**PROBLEM REQUIREMENTS:** From the entries below, list each line with "fuel".

**GIVEN ENTRIES:**
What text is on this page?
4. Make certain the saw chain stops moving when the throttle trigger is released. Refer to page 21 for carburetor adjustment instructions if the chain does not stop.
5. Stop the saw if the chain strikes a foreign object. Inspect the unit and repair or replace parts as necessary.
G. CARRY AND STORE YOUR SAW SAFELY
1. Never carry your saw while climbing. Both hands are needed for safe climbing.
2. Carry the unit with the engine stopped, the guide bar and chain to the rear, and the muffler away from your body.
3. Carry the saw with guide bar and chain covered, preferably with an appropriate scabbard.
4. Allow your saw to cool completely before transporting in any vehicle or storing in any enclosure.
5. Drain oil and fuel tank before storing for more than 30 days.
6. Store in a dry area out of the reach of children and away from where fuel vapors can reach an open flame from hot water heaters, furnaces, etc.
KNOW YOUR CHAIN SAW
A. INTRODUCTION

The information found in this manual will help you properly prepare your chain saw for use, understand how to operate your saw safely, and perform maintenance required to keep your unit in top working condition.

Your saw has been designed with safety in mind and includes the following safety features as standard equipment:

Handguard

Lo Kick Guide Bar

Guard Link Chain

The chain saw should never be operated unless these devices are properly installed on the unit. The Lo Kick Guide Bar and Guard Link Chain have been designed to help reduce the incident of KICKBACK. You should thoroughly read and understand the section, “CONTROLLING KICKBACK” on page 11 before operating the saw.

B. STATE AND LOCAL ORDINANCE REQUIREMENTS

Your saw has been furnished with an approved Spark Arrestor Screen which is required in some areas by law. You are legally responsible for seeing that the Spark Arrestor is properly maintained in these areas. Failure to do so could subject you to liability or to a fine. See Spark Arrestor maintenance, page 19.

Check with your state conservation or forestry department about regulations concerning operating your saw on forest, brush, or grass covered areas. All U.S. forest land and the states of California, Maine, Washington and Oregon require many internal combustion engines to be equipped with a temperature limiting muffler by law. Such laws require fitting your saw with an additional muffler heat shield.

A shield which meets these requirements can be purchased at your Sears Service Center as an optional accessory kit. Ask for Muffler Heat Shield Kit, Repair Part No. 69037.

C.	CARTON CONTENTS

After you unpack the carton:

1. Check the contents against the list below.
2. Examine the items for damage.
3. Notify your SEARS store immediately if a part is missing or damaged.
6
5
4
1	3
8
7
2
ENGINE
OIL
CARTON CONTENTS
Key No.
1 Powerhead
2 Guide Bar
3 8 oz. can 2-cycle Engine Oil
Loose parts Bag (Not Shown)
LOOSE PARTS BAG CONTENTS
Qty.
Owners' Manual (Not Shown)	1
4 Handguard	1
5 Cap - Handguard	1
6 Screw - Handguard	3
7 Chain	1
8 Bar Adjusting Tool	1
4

**FINAL RESULT:**
5. Drain oil and fuel tank before storing for more than 30 days.
6. Store in a dry area out of the reach of children and away from where fuel vapors can reach an open flame from hot water heaters, furnaces, etc.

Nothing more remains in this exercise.